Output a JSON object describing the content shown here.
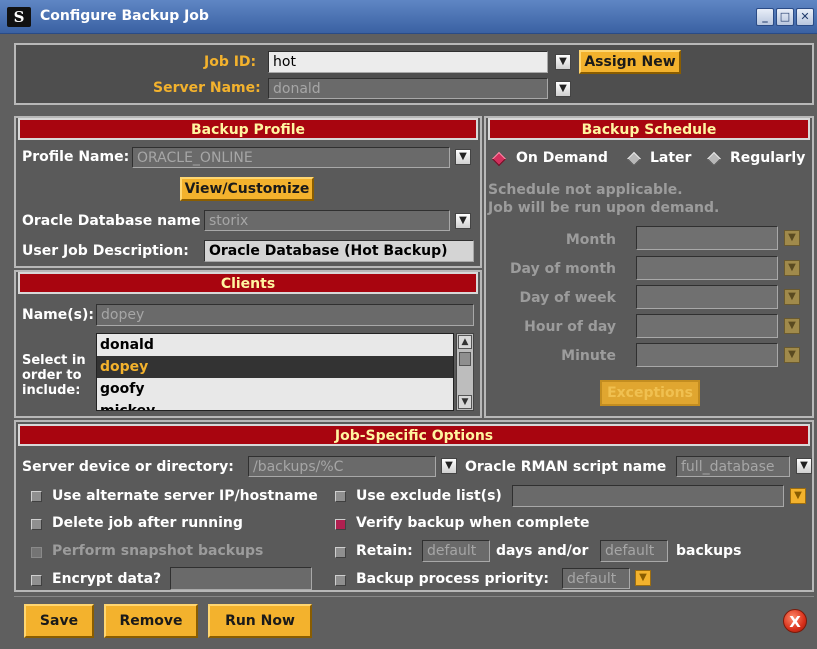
{
  "window": {
    "title": "Configure Backup Job",
    "logo_text": "S",
    "min_glyph": "_",
    "max_glyph": "□",
    "close_glyph": "✕"
  },
  "job": {
    "id_label": "Job ID:",
    "id_value": "hot",
    "assign_new_label": "Assign New",
    "server_label": "Server Name:",
    "server_value": "donald"
  },
  "profile": {
    "header": "Backup Profile",
    "name_label": "Profile Name:",
    "name_value": "ORACLE_ONLINE",
    "view_customize_label": "View/Customize",
    "db_label": "Oracle Database name",
    "db_value": "storix",
    "desc_label": "User Job Description:",
    "desc_value": "Oracle Database (Hot Backup)"
  },
  "schedule": {
    "header": "Backup Schedule",
    "options": [
      "On Demand",
      "Later",
      "Regularly"
    ],
    "selected": "On Demand",
    "note_line1": "Schedule not applicable.",
    "note_line2": "Job will be run upon demand.",
    "fields": [
      "Month",
      "Day of month",
      "Day of week",
      "Hour of day",
      "Minute"
    ],
    "exceptions_label": "Exceptions"
  },
  "clients": {
    "header": "Clients",
    "names_label": "Name(s):",
    "names_value": "dopey",
    "select_label_lines": [
      "Select in",
      "order to",
      "include:"
    ],
    "list": [
      "donald",
      "dopey",
      "goofy",
      "mickey"
    ],
    "selected": "dopey"
  },
  "options": {
    "header": "Job-Specific Options",
    "server_device_label": "Server device or directory:",
    "server_device_value": "/backups/%C",
    "rman_label": "Oracle RMAN script name",
    "rman_value": "full_database",
    "alt_ip_label": "Use alternate server IP/hostname",
    "exclude_label": "Use exclude list(s)",
    "delete_label": "Delete job after running",
    "verify_label": "Verify backup when complete",
    "snapshot_label": "Perform snapshot backups",
    "retain_label": "Retain:",
    "retain_days_value": "default",
    "retain_days_suffix": "days and/or",
    "retain_backups_value": "default",
    "retain_backups_suffix": "backups",
    "encrypt_label": "Encrypt data?",
    "priority_label": "Backup process priority:",
    "priority_value": "default"
  },
  "footer": {
    "save_label": "Save",
    "remove_label": "Remove",
    "run_now_label": "Run Now",
    "close_glyph": "X"
  },
  "colors": {
    "accent": "#f3b22d",
    "header_bg": "#a8050f",
    "background": "#5f5f5f",
    "titlebar": "#3a61a3"
  },
  "icons": {
    "dropdown": "chevron-down-icon",
    "close": "close-circle-icon"
  }
}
------------------------------
■ **TASK STATEMENT**:
Print the complete listing exactly, apart from any pictures.

■ **RESPONSE TO THIS EXERCISE**:
Output a JSON object describing the content shown here.
{
  "window": {
    "title": "Configure Backup Job",
    "logo_text": "S",
    "min_glyph": "_",
    "max_glyph": "□",
    "close_glyph": "✕"
  },
  "job": {
    "id_label": "Job ID:",
    "id_value": "hot",
    "assign_new_label": "Assign New",
    "server_label": "Server Name:",
    "server_value": "donald"
  },
  "profile": {
    "header": "Backup Profile",
    "name_label": "Profile Name:",
    "name_value": "ORACLE_ONLINE",
    "view_customize_label": "View/Customize",
    "db_label": "Oracle Database name",
    "db_value": "storix",
    "desc_label": "User Job Description:",
    "desc_value": "Oracle Database (Hot Backup)"
  },
  "schedule": {
    "header": "Backup Schedule",
    "options": [
      "On Demand",
      "Later",
      "Regularly"
    ],
    "selected": "On Demand",
    "note_line1": "Schedule not applicable.",
    "note_line2": "Job will be run upon demand.",
    "fields": [
      "Month",
      "Day of month",
      "Day of week",
      "Hour of day",
      "Minute"
    ],
    "exceptions_label": "Exceptions"
  },
  "clients": {
    "header": "Clients",
    "names_label": "Name(s):",
    "names_value": "dopey",
    "select_label_lines": [
      "Select in",
      "order to",
      "include:"
    ],
    "list": [
      "donald",
      "dopey",
      "goofy",
      "mickey"
    ],
    "selected": "dopey"
  },
  "options": {
    "header": "Job-Specific Options",
    "server_device_label": "Server device or directory:",
    "server_device_value": "/backups/%C",
    "rman_label": "Oracle RMAN script name",
    "rman_value": "full_database",
    "alt_ip_label": "Use alternate server IP/hostname",
    "exclude_label": "Use exclude list(s)",
    "delete_label": "Delete job after running",
    "verify_label": "Verify backup when complete",
    "snapshot_label": "Perform snapshot backups",
    "retain_label": "Retain:",
    "retain_days_value": "default",
    "retain_days_suffix": "days and/or",
    "retain_backups_value": "default",
    "retain_backups_suffix": "backups",
    "encrypt_label": "Encrypt data?",
    "priority_label": "Backup process priority:",
    "priority_value": "default"
  },
  "footer": {
    "save_label": "Save",
    "remove_label": "Remove",
    "run_now_label": "Run Now",
    "close_glyph": "X"
  },
  "colors": {
    "accent": "#f3b22d",
    "header_bg": "#a8050f",
    "background": "#5f5f5f",
    "titlebar": "#3a61a3"
  },
  "icons": {
    "dropdown": "chevron-down-icon",
    "close": "close-circle-icon"
  }
}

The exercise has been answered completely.